§ **What needs to be done**: Among the entries below, count the lines where the string "electron" occurs, and give only the number.

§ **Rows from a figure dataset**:
•••

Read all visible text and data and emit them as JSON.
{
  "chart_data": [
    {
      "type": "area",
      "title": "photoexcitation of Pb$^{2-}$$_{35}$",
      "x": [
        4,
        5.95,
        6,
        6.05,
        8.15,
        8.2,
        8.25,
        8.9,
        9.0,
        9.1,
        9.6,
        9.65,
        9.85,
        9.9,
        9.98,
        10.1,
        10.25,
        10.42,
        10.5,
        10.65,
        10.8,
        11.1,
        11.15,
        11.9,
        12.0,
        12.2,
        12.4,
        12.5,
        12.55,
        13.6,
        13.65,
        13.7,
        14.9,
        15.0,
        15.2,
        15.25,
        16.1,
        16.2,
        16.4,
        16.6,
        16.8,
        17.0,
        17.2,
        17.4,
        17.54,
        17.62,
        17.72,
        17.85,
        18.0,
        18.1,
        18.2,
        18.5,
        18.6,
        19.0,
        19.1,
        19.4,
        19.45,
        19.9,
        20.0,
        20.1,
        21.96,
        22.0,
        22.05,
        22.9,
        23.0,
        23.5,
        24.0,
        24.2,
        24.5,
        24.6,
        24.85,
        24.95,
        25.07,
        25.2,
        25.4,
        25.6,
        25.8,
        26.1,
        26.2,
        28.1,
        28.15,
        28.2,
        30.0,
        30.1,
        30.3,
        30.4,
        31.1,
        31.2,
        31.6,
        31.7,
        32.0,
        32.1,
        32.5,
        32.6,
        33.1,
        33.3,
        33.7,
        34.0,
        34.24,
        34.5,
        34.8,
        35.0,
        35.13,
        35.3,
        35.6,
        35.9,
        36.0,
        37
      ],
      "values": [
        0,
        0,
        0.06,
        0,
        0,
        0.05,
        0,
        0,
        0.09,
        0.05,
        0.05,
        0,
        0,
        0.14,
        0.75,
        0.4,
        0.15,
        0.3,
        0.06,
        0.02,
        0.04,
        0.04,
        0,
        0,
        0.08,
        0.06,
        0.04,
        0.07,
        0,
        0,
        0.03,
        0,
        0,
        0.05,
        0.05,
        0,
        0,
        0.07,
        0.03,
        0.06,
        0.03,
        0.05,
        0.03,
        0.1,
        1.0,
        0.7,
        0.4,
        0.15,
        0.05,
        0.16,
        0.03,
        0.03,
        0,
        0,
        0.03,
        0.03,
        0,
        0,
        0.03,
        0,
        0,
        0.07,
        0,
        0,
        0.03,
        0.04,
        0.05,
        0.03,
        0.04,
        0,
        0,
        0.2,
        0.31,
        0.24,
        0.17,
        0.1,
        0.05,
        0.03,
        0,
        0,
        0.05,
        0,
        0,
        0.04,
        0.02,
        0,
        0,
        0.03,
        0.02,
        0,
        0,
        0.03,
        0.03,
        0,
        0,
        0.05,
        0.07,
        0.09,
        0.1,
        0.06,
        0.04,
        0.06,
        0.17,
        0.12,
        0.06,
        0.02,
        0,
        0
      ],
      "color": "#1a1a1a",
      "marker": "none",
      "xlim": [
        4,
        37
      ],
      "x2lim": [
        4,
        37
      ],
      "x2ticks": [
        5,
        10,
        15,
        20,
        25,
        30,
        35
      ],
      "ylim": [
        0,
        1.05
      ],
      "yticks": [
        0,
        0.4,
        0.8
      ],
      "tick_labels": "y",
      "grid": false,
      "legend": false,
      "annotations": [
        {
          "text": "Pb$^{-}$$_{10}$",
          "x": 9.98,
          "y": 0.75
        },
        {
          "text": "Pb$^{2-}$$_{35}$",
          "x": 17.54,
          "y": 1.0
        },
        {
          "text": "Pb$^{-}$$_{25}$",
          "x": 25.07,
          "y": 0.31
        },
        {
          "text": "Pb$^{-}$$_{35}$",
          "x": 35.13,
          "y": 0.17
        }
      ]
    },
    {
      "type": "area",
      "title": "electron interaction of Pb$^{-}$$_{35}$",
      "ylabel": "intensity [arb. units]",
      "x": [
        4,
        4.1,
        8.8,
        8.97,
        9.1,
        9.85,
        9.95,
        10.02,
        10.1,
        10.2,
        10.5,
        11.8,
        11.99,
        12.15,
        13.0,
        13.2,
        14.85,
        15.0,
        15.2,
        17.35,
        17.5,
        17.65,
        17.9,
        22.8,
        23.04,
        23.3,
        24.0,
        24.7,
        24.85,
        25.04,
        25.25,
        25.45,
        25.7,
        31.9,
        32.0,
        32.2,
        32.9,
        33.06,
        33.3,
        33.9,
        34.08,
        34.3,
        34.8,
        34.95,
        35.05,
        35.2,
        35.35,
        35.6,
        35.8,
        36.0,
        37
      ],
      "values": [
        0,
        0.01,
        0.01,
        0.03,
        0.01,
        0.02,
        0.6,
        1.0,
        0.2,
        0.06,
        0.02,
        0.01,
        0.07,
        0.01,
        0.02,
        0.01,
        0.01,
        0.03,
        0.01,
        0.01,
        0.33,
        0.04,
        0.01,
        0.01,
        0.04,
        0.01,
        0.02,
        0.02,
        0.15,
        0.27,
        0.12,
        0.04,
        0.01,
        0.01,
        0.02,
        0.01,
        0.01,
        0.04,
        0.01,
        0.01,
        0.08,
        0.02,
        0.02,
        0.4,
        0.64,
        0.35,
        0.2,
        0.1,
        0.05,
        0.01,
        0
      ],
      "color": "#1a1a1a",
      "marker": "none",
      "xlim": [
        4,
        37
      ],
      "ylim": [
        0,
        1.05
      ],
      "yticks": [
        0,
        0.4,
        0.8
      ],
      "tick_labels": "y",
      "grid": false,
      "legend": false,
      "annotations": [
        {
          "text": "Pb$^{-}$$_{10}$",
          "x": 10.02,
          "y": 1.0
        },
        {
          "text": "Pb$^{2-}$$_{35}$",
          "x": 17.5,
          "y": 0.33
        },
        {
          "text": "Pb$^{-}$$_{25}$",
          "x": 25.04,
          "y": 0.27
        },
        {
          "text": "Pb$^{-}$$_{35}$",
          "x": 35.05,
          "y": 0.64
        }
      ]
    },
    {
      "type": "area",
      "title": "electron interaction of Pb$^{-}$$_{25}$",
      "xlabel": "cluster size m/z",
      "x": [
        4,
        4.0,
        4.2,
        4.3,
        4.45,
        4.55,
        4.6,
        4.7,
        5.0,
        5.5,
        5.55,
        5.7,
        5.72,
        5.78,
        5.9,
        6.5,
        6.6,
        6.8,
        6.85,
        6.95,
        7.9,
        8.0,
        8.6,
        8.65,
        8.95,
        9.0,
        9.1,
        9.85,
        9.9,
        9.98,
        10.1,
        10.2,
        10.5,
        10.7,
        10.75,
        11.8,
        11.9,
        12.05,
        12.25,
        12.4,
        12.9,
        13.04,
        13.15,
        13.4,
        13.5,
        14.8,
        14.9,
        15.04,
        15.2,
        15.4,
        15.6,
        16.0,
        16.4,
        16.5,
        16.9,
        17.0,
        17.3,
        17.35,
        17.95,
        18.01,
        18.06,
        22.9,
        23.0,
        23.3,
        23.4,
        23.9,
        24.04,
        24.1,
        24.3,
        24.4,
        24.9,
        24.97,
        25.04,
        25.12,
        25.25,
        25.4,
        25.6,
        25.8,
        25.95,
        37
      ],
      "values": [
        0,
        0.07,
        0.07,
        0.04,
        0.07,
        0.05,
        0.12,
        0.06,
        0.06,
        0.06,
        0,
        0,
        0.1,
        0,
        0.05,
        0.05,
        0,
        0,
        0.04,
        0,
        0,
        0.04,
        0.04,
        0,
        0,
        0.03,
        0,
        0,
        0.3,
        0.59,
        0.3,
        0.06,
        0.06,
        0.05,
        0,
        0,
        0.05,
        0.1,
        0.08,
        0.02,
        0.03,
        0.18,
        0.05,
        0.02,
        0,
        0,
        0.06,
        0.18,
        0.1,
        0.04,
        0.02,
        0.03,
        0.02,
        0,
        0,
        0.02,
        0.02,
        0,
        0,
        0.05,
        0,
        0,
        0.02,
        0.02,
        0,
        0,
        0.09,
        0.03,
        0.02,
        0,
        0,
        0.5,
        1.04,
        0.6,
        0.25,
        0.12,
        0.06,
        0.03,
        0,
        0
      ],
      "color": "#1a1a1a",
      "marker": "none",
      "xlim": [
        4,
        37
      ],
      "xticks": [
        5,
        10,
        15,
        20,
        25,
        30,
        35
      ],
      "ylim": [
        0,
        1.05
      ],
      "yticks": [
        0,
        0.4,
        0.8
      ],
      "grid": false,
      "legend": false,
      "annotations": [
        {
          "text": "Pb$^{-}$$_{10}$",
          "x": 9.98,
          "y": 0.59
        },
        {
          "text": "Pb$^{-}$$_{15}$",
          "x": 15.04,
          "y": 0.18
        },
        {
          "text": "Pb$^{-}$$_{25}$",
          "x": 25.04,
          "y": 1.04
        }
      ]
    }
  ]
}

•••

§ **Result**: 2